SET TASK:
Return all of the data exactly as given.

═══ LISTED RECORDS

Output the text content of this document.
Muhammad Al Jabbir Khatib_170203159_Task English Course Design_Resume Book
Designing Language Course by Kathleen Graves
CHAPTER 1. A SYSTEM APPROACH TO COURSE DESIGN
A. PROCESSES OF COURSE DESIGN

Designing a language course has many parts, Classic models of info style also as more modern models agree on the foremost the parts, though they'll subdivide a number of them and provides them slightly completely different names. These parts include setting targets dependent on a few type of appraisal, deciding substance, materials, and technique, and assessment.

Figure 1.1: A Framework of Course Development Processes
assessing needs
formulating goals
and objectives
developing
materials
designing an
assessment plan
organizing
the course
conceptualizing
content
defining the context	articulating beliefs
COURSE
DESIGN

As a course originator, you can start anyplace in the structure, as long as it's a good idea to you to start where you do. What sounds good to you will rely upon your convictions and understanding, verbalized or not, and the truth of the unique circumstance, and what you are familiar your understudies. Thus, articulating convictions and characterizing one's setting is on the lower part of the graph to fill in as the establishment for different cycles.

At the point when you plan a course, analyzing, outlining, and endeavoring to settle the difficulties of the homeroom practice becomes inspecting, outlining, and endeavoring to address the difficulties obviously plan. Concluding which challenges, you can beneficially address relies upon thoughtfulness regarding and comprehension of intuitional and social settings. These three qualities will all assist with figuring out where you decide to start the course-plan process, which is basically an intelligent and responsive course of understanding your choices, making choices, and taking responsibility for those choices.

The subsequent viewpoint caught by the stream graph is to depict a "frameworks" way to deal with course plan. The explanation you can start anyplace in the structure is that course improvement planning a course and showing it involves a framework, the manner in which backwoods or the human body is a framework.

══════

WRITTEN RESPONSE:
Output the text content of this document.
Muhammad Al Jabbir Khatib_170203159_Task English Course Design_Resume Book
Designing Language Course by Kathleen Graves
CHAPTER 1. A SYSTEM APPROACH TO COURSE DESIGN
A. PROCESSES OF COURSE DESIGN

Designing a language course has many parts, Classic models of info style also as more modern models agree on the foremost the parts, though they'll subdivide a number of them and provides them slightly completely different names. These parts include setting targets dependent on a few type of appraisal, deciding substance, materials, and technique, and assessment.

Figure 1.1: A Framework of Course Development Processes
assessing needs
formulating goals
and objectives
developing
materials
designing an
assessment plan
organizing
the course
conceptualizing
content
defining the context	articulating beliefs
COURSE
DESIGN

As a course originator, you can start anyplace in the structure, as long as it's a good idea to you to start where you do. What sounds good to you will rely upon your convictions and understanding, verbalized or not, and the truth of the unique circumstance, and what you are familiar your understudies. Thus, articulating convictions and characterizing one's setting is on the lower part of the graph to fill in as the establishment for different cycles.

At the point when you plan a course, analyzing, outlining, and endeavoring to settle the difficulties of the homeroom practice becomes inspecting, outlining, and endeavoring to address the difficulties obviously plan. Concluding which challenges, you can beneficially address relies upon thoughtfulness regarding and comprehension of intuitional and social settings. These three qualities will all assist with figuring out where you decide to start the course-plan process, which is basically an intelligent and responsive course of understanding your choices, making choices, and taking responsibility for those choices.

The subsequent viewpoint caught by the stream graph is to depict a "frameworks" way to deal with course plan. The explanation you can start anyplace in the structure is that course improvement planning a course and showing it involves a framework, the manner in which backwoods or the human body is a framework.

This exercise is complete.